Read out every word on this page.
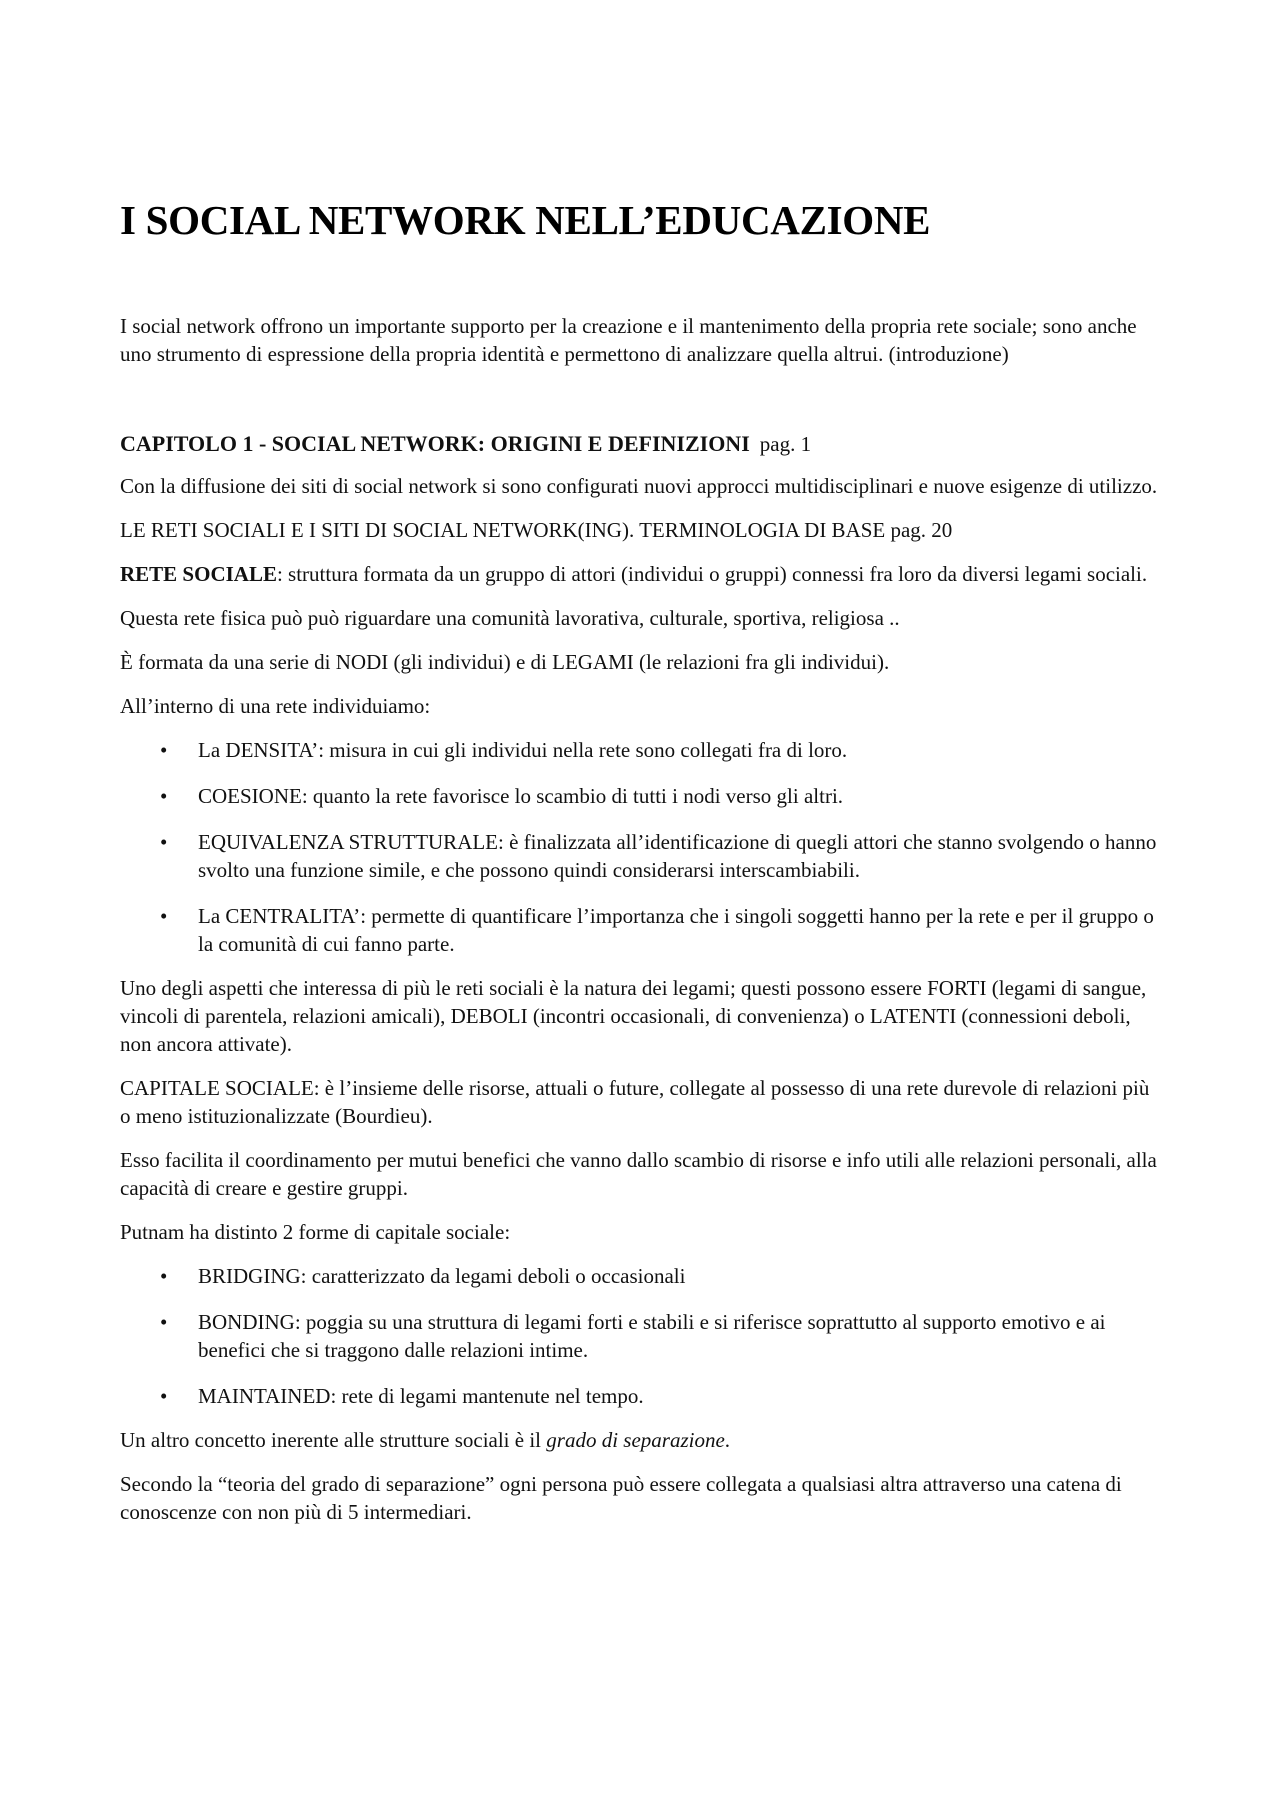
I SOCIAL NETWORK NELL’EDUCAZIONE

I social network offrono un importante supporto per la creazione e il mantenimento della propria rete sociale; sono anche uno strumento di espressione della propria identità e permettono di analizzare quella altrui. (introduzione)

CAPITOLO 1 - SOCIAL NETWORK: ORIGINI E DEFINIZIONI pag. 1

Con la diffusione dei siti di social network si sono configurati nuovi approcci multidisciplinari e nuove esigenze di utilizzo.

LE RETI SOCIALI E I SITI DI SOCIAL NETWORK(ING). TERMINOLOGIA DI BASE pag. 20

RETE SOCIALE: struttura formata da un gruppo di attori (individui o gruppi) connessi fra loro da diversi legami sociali.

Questa rete fisica può può riguardare una comunità lavorativa, culturale, sportiva, religiosa ..

È formata da una serie di NODI (gli individui) e di LEGAMI (le relazioni fra gli individui).

All’interno di una rete individuiamo:

• La DENSITA’: misura in cui gli individui nella rete sono collegati fra di loro.
• COESIONE: quanto la rete favorisce lo scambio di tutti i nodi verso gli altri.
• EQUIVALENZA STRUTTURALE: è finalizzata all’identificazione di quegli attori che stanno svolgendo o hanno svolto una funzione simile, e che possono quindi considerarsi interscambiabili.
• La CENTRALITA’: permette di quantificare l’importanza che i singoli soggetti hanno per la rete e per il gruppo o la comunità di cui fanno parte.

Uno degli aspetti che interessa di più le reti sociali è la natura dei legami; questi possono essere FORTI (legami di sangue, vincoli di parentela, relazioni amicali), DEBOLI (incontri occasionali, di convenienza) o LATENTI (connessioni deboli, non ancora attivate).

CAPITALE SOCIALE: è l’insieme delle risorse, attuali o future, collegate al possesso di una rete durevole di relazioni più o meno istituzionalizzate (Bourdieu).

Esso facilita il coordinamento per mutui benefici che vanno dallo scambio di risorse e info utili alle relazioni personali, alla capacità di creare e gestire gruppi.

Putnam ha distinto 2 forme di capitale sociale:

• BRIDGING: caratterizzato da legami deboli o occasionali
• BONDING: poggia su una struttura di legami forti e stabili e si riferisce soprattutto al supporto emotivo e ai benefici che si traggono dalle relazioni intime.
• MAINTAINED: rete di legami mantenute nel tempo.

Un altro concetto inerente alle strutture sociali è il grado di separazione.

Secondo la “teoria del grado di separazione” ogni persona può essere collegata a qualsiasi altra attraverso una catena di conoscenze con non più di 5 intermediari.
━━━━━━━━━━━━━━━━
■ EXERCISE AIM
Search the lines for the string "formata" and copy every line that has it.

■ TASK RESPONSE
RETE SOCIALE: struttura formata da un gruppo di attori (individui o gruppi) connessi fra loro da diversi legami sociali.
È formata da una serie di NODI (gli individui) e di LEGAMI (le relazioni fra gli individui).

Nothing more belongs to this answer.